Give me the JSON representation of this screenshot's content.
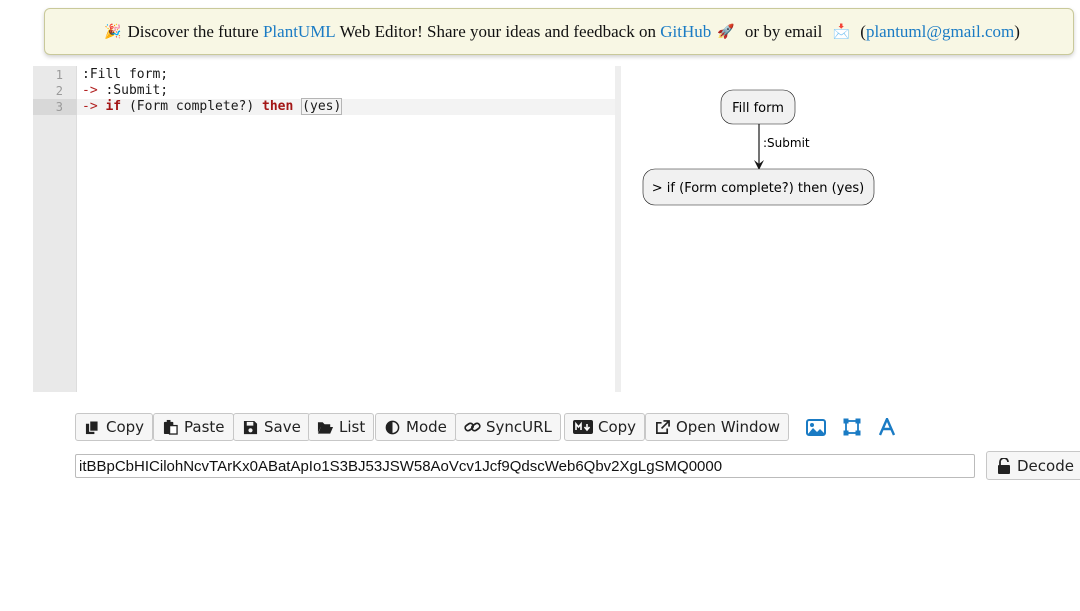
{
  "banner": {
    "emoji_party": "🎉",
    "text1": "Discover the future ",
    "link_plantuml": "PlantUML",
    "text2": " Web Editor! Share your ideas and feedback on ",
    "link_github": "GitHub",
    "emoji_rocket": "🚀",
    "text3": " or by email ",
    "emoji_inbox": "📩",
    "paren_open": " (",
    "link_email": "plantuml@gmail.com",
    "paren_close": ")"
  },
  "editor": {
    "line_numbers": [
      "1",
      "2",
      "3"
    ],
    "lines": [
      {
        "plain": ":Fill form;"
      },
      {
        "arrow": "->",
        "rest": " :Submit;"
      },
      {
        "arrow": "->",
        "kw_if": "if",
        "cond": " (Form complete?) ",
        "kw_then": "then",
        "space": " ",
        "yes": "(yes)"
      }
    ]
  },
  "diagram": {
    "node_start": "Fill form",
    "edge_label": ":Submit",
    "node_end": "> if (Form complete?) then (yes)"
  },
  "toolbar": {
    "copy": "Copy",
    "paste": "Paste",
    "save": "Save",
    "list": "List",
    "mode": "Mode",
    "syncurl": "SyncURL",
    "md_copy": "Copy",
    "open_window": "Open Window",
    "icons": [
      "image-icon",
      "vector-icon",
      "ascii-icon"
    ],
    "accent_color": "#1a7bc4"
  },
  "encoded": {
    "value": "itBBpCbHICilohNcvTArKx0ABatApIo1S3BJ53JSW58AoVcv1Jcf9QdscWeb6Qbv2XgLgSMQ0000",
    "decode_label": "Decode"
  }
}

**Given request**: The records above must be transcribed exactly. Pictures are left out of the copy.

**Written response**:
Give me the JSON representation of this screenshot's content.
{
  "banner": {
    "emoji_party": "🎉",
    "text1": "Discover the future ",
    "link_plantuml": "PlantUML",
    "text2": " Web Editor! Share your ideas and feedback on ",
    "link_github": "GitHub",
    "emoji_rocket": "🚀",
    "text3": " or by email ",
    "emoji_inbox": "📩",
    "paren_open": " (",
    "link_email": "plantuml@gmail.com",
    "paren_close": ")"
  },
  "editor": {
    "line_numbers": [
      "1",
      "2",
      "3"
    ],
    "lines": [
      {
        "plain": ":Fill form;"
      },
      {
        "arrow": "->",
        "rest": " :Submit;"
      },
      {
        "arrow": "->",
        "kw_if": "if",
        "cond": " (Form complete?) ",
        "kw_then": "then",
        "space": " ",
        "yes": "(yes)"
      }
    ]
  },
  "diagram": {
    "node_start": "Fill form",
    "edge_label": ":Submit",
    "node_end": "> if (Form complete?) then (yes)"
  },
  "toolbar": {
    "copy": "Copy",
    "paste": "Paste",
    "save": "Save",
    "list": "List",
    "mode": "Mode",
    "syncurl": "SyncURL",
    "md_copy": "Copy",
    "open_window": "Open Window",
    "icons": [
      "image-icon",
      "vector-icon",
      "ascii-icon"
    ],
    "accent_color": "#1a7bc4"
  },
  "encoded": {
    "value": "itBBpCbHICilohNcvTArKx0ABatApIo1S3BJ53JSW58AoVcv1Jcf9QdscWeb6Qbv2XgLgSMQ0000",
    "decode_label": "Decode"
  }
}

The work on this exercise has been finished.